Short problem: Repeat, word for word, the line with "Enumerate this screenshot's" and each one after it to the end. No picture goes into the copy.

• • • • • • •

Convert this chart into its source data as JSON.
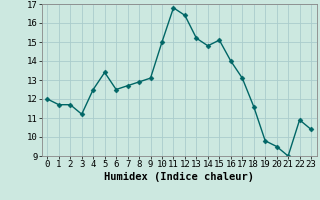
{
  "x": [
    0,
    1,
    2,
    3,
    4,
    5,
    6,
    7,
    8,
    9,
    10,
    11,
    12,
    13,
    14,
    15,
    16,
    17,
    18,
    19,
    20,
    21,
    22,
    23
  ],
  "y": [
    12.0,
    11.7,
    11.7,
    11.2,
    12.5,
    13.4,
    12.5,
    12.7,
    12.9,
    13.1,
    15.0,
    16.8,
    16.4,
    15.2,
    14.8,
    15.1,
    14.0,
    13.1,
    11.6,
    9.8,
    9.5,
    9.0,
    10.9,
    10.4
  ],
  "bg_color": "#cce8e0",
  "line_color": "#006666",
  "marker_color": "#006666",
  "grid_color": "#aacccc",
  "xlabel": "Humidex (Indice chaleur)",
  "ylim": [
    9,
    17
  ],
  "xlim": [
    -0.5,
    23.5
  ],
  "yticks": [
    9,
    10,
    11,
    12,
    13,
    14,
    15,
    16,
    17
  ],
  "xticks": [
    0,
    1,
    2,
    3,
    4,
    5,
    6,
    7,
    8,
    9,
    10,
    11,
    12,
    13,
    14,
    15,
    16,
    17,
    18,
    19,
    20,
    21,
    22,
    23
  ],
  "xlabel_fontsize": 7.5,
  "tick_fontsize": 6.5,
  "line_width": 1.0,
  "marker_size": 2.5
}
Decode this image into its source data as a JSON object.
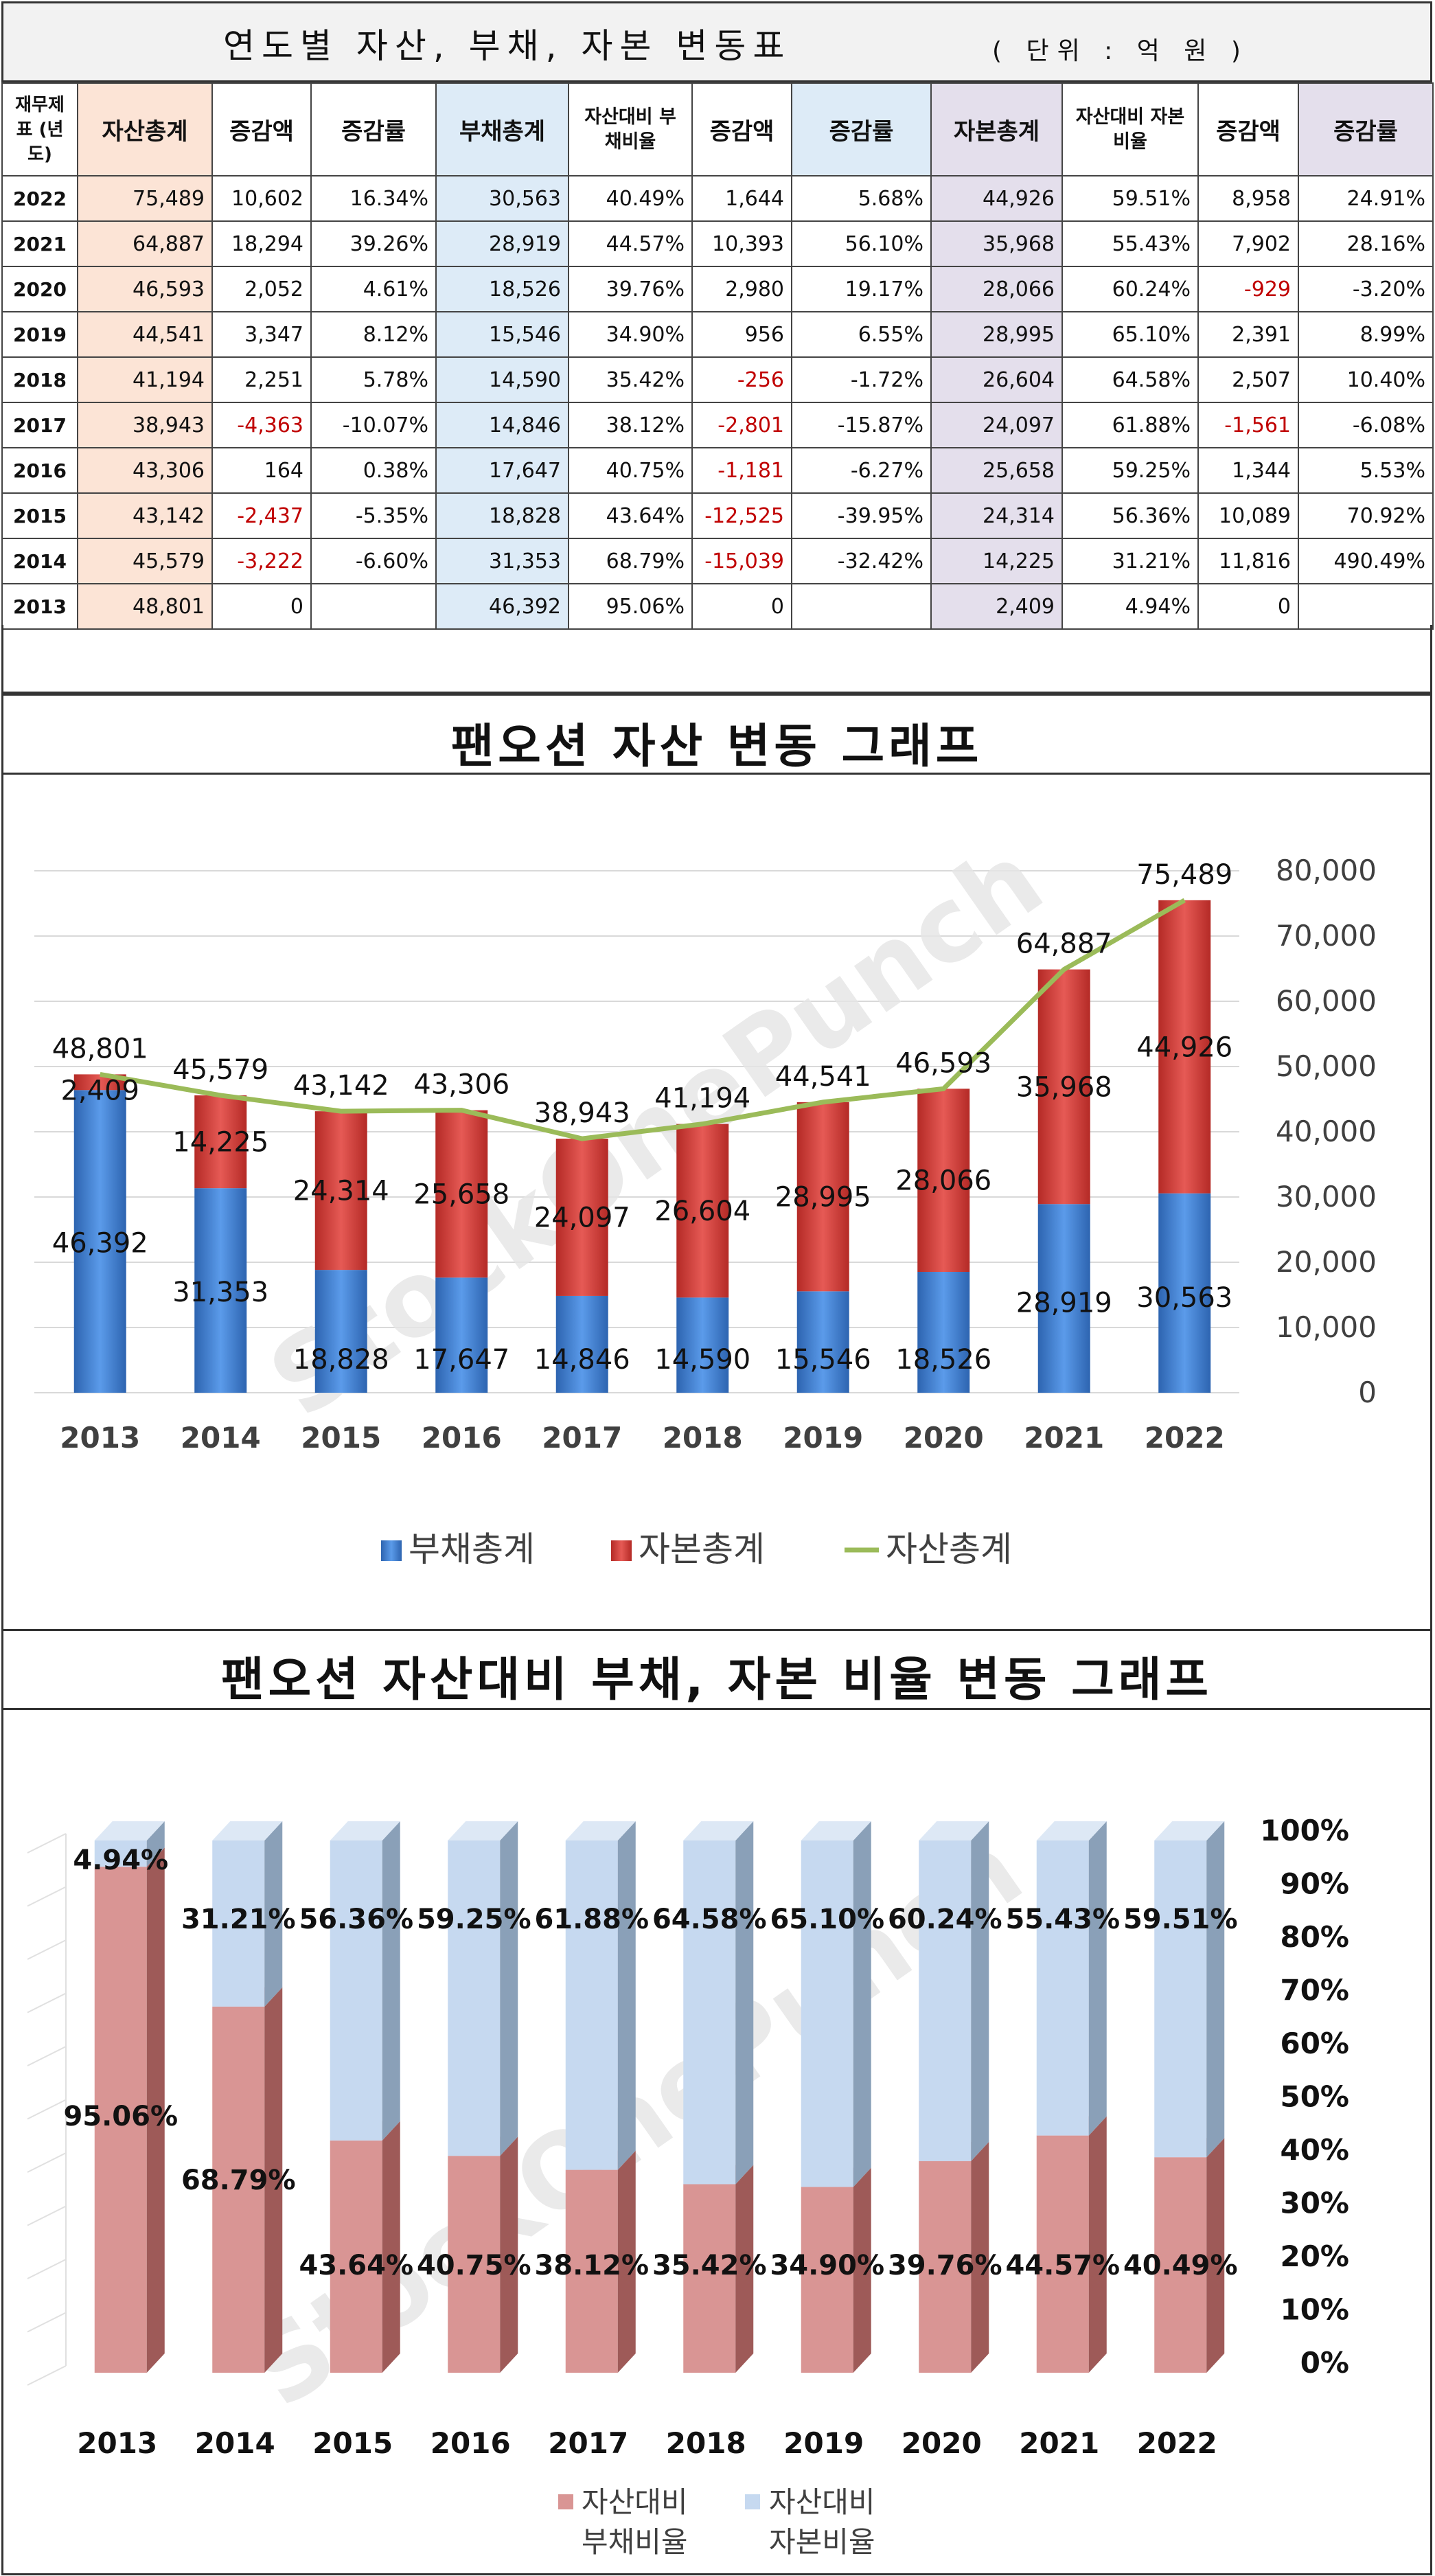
{
  "table": {
    "title": "연도별 자산, 부채, 자본 변동표",
    "unit": "( 단위 : 억 원 )",
    "headers": {
      "statement_year": "재무제표 (년도)",
      "total_assets": "자산총계",
      "asset_change": "증감액",
      "asset_rate": "증감률",
      "total_liabilities": "부채총계",
      "liab_ratio": "자산대비 부채비율",
      "liab_change": "증감액",
      "liab_rate": "증감률",
      "total_equity": "자본총계",
      "equity_ratio": "자산대비 자본비율",
      "equity_change": "증감액",
      "equity_rate": "증감률"
    },
    "rows": [
      {
        "year": "2022",
        "assets": "75,489",
        "asset_change": "10,602",
        "asset_rate": "16.34%",
        "liab": "30,563",
        "liab_ratio": "40.49%",
        "liab_change": "1,644",
        "liab_rate": "5.68%",
        "equity": "44,926",
        "equity_ratio": "59.51%",
        "equity_change": "8,958",
        "equity_rate": "24.91%"
      },
      {
        "year": "2021",
        "assets": "64,887",
        "asset_change": "18,294",
        "asset_rate": "39.26%",
        "liab": "28,919",
        "liab_ratio": "44.57%",
        "liab_change": "10,393",
        "liab_rate": "56.10%",
        "equity": "35,968",
        "equity_ratio": "55.43%",
        "equity_change": "7,902",
        "equity_rate": "28.16%"
      },
      {
        "year": "2020",
        "assets": "46,593",
        "asset_change": "2,052",
        "asset_rate": "4.61%",
        "liab": "18,526",
        "liab_ratio": "39.76%",
        "liab_change": "2,980",
        "liab_rate": "19.17%",
        "equity": "28,066",
        "equity_ratio": "60.24%",
        "equity_change": "-929",
        "equity_rate": "-3.20%"
      },
      {
        "year": "2019",
        "assets": "44,541",
        "asset_change": "3,347",
        "asset_rate": "8.12%",
        "liab": "15,546",
        "liab_ratio": "34.90%",
        "liab_change": "956",
        "liab_rate": "6.55%",
        "equity": "28,995",
        "equity_ratio": "65.10%",
        "equity_change": "2,391",
        "equity_rate": "8.99%"
      },
      {
        "year": "2018",
        "assets": "41,194",
        "asset_change": "2,251",
        "asset_rate": "5.78%",
        "liab": "14,590",
        "liab_ratio": "35.42%",
        "liab_change": "-256",
        "liab_rate": "-1.72%",
        "equity": "26,604",
        "equity_ratio": "64.58%",
        "equity_change": "2,507",
        "equity_rate": "10.40%"
      },
      {
        "year": "2017",
        "assets": "38,943",
        "asset_change": "-4,363",
        "asset_rate": "-10.07%",
        "liab": "14,846",
        "liab_ratio": "38.12%",
        "liab_change": "-2,801",
        "liab_rate": "-15.87%",
        "equity": "24,097",
        "equity_ratio": "61.88%",
        "equity_change": "-1,561",
        "equity_rate": "-6.08%"
      },
      {
        "year": "2016",
        "assets": "43,306",
        "asset_change": "164",
        "asset_rate": "0.38%",
        "liab": "17,647",
        "liab_ratio": "40.75%",
        "liab_change": "-1,181",
        "liab_rate": "-6.27%",
        "equity": "25,658",
        "equity_ratio": "59.25%",
        "equity_change": "1,344",
        "equity_rate": "5.53%"
      },
      {
        "year": "2015",
        "assets": "43,142",
        "asset_change": "-2,437",
        "asset_rate": "-5.35%",
        "liab": "18,828",
        "liab_ratio": "43.64%",
        "liab_change": "-12,525",
        "liab_rate": "-39.95%",
        "equity": "24,314",
        "equity_ratio": "56.36%",
        "equity_change": "10,089",
        "equity_rate": "70.92%"
      },
      {
        "year": "2014",
        "assets": "45,579",
        "asset_change": "-3,222",
        "asset_rate": "-6.60%",
        "liab": "31,353",
        "liab_ratio": "68.79%",
        "liab_change": "-15,039",
        "liab_rate": "-32.42%",
        "equity": "14,225",
        "equity_ratio": "31.21%",
        "equity_change": "11,816",
        "equity_rate": "490.49%"
      },
      {
        "year": "2013",
        "assets": "48,801",
        "asset_change": "0",
        "asset_rate": "",
        "liab": "46,392",
        "liab_ratio": "95.06%",
        "liab_change": "0",
        "liab_rate": "",
        "equity": "2,409",
        "equity_ratio": "4.94%",
        "equity_change": "0",
        "equity_rate": ""
      }
    ]
  },
  "colors": {
    "liability": "#3f7fcc",
    "equity": "#d63a36",
    "asset_line": "#9bbb59",
    "liab_ratio": "#d99594",
    "equity_ratio": "#c6d9f0",
    "negative_text": "#c00000",
    "asset_header": "#fce4d6",
    "liab_header": "#ddebf7",
    "equity_header": "#e4dfec"
  },
  "watermark": "StockOnePunch",
  "chart_data": [
    {
      "type": "bar",
      "stacked": true,
      "title": "팬오션 자산 변동 그래프",
      "categories": [
        "2013",
        "2014",
        "2015",
        "2016",
        "2017",
        "2018",
        "2019",
        "2020",
        "2021",
        "2022"
      ],
      "series": [
        {
          "name": "부채총계",
          "kind": "bar",
          "values": [
            46392,
            31353,
            18828,
            17647,
            14846,
            14590,
            15546,
            18526,
            28919,
            30563
          ]
        },
        {
          "name": "자본총계",
          "kind": "bar",
          "values": [
            2409,
            14225,
            24314,
            25658,
            24097,
            26604,
            28995,
            28066,
            35968,
            44926
          ]
        },
        {
          "name": "자산총계",
          "kind": "line",
          "values": [
            48801,
            45579,
            43142,
            43306,
            38943,
            41194,
            44541,
            46593,
            64887,
            75489
          ]
        }
      ],
      "ylim": [
        0,
        80000
      ],
      "yticks": [
        "0",
        "10,000",
        "20,000",
        "30,000",
        "40,000",
        "50,000",
        "60,000",
        "70,000",
        "80,000"
      ],
      "y_axis_side": "right",
      "grid": true,
      "legend_position": "bottom"
    },
    {
      "type": "bar",
      "stacked": true,
      "style": "3d",
      "title": "팬오션 자산대비 부채, 자본 비율 변동 그래프",
      "categories": [
        "2013",
        "2014",
        "2015",
        "2016",
        "2017",
        "2018",
        "2019",
        "2020",
        "2021",
        "2022"
      ],
      "series": [
        {
          "name": "자산대비 부채비율",
          "values": [
            95.06,
            68.79,
            43.64,
            40.75,
            38.12,
            35.42,
            34.9,
            39.76,
            44.57,
            40.49
          ]
        },
        {
          "name": "자산대비 자본비율",
          "values": [
            4.94,
            31.21,
            56.36,
            59.25,
            61.88,
            64.58,
            65.1,
            60.24,
            55.43,
            59.51
          ]
        }
      ],
      "ylim": [
        0,
        100
      ],
      "yticks": [
        "0%",
        "10%",
        "20%",
        "30%",
        "40%",
        "50%",
        "60%",
        "70%",
        "80%",
        "90%",
        "100%"
      ],
      "y_axis_side": "right",
      "legend_position": "bottom"
    }
  ]
}
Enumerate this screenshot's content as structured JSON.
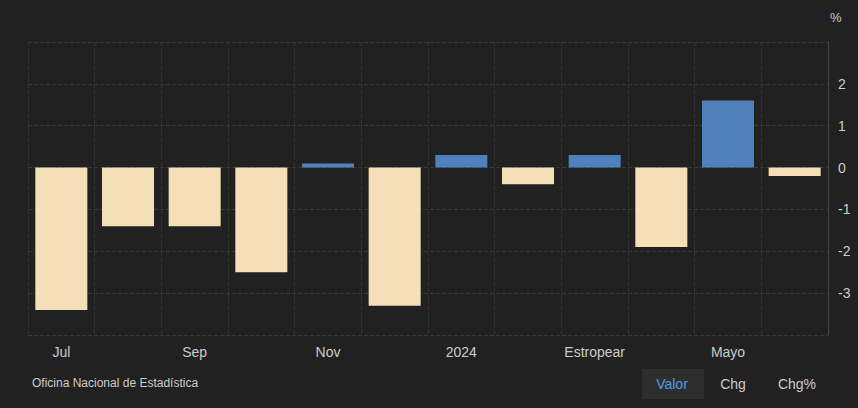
{
  "chart_data": {
    "type": "bar",
    "y_label": "%",
    "source": "Oficina Nacional de Estadística",
    "buttons": [
      "Valor",
      "Chg",
      "Chg%"
    ],
    "categories": [
      "Jul",
      null,
      "Sep",
      null,
      "Nov",
      null,
      "2024",
      null,
      "Estropear",
      null,
      "Mayo",
      null
    ],
    "values": [
      -3.4,
      -1.4,
      -1.4,
      -2.5,
      0.1,
      -3.3,
      0.3,
      -0.4,
      0.3,
      -1.9,
      1.6,
      -0.2
    ],
    "colors": [
      "#f5dfb8",
      "#f5dfb8",
      "#f5dfb8",
      "#f5dfb8",
      "#4f81bd",
      "#f5dfb8",
      "#4f81bd",
      "#f5dfb8",
      "#4f81bd",
      "#f5dfb8",
      "#4f81bd",
      "#f5dfb8"
    ],
    "ylim": [
      -4,
      3
    ],
    "yticks": [
      -3,
      -2,
      -1,
      0,
      1,
      2
    ],
    "grid": true
  }
}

• • • • • • •

Result of the task:
Enumerate this screenshot's content as structured JSON.
{
  "chart_data": {
    "type": "bar",
    "y_label": "%",
    "source": "Oficina Nacional de Estadística",
    "buttons": [
      "Valor",
      "Chg",
      "Chg%"
    ],
    "categories": [
      "Jul",
      null,
      "Sep",
      null,
      "Nov",
      null,
      "2024",
      null,
      "Estropear",
      null,
      "Mayo",
      null
    ],
    "values": [
      -3.4,
      -1.4,
      -1.4,
      -2.5,
      0.1,
      -3.3,
      0.3,
      -0.4,
      0.3,
      -1.9,
      1.6,
      -0.2
    ],
    "colors": [
      "#f5dfb8",
      "#f5dfb8",
      "#f5dfb8",
      "#f5dfb8",
      "#4f81bd",
      "#f5dfb8",
      "#4f81bd",
      "#f5dfb8",
      "#4f81bd",
      "#f5dfb8",
      "#4f81bd",
      "#f5dfb8"
    ],
    "ylim": [
      -4,
      3
    ],
    "yticks": [
      -3,
      -2,
      -1,
      0,
      1,
      2
    ],
    "grid": true
  }
}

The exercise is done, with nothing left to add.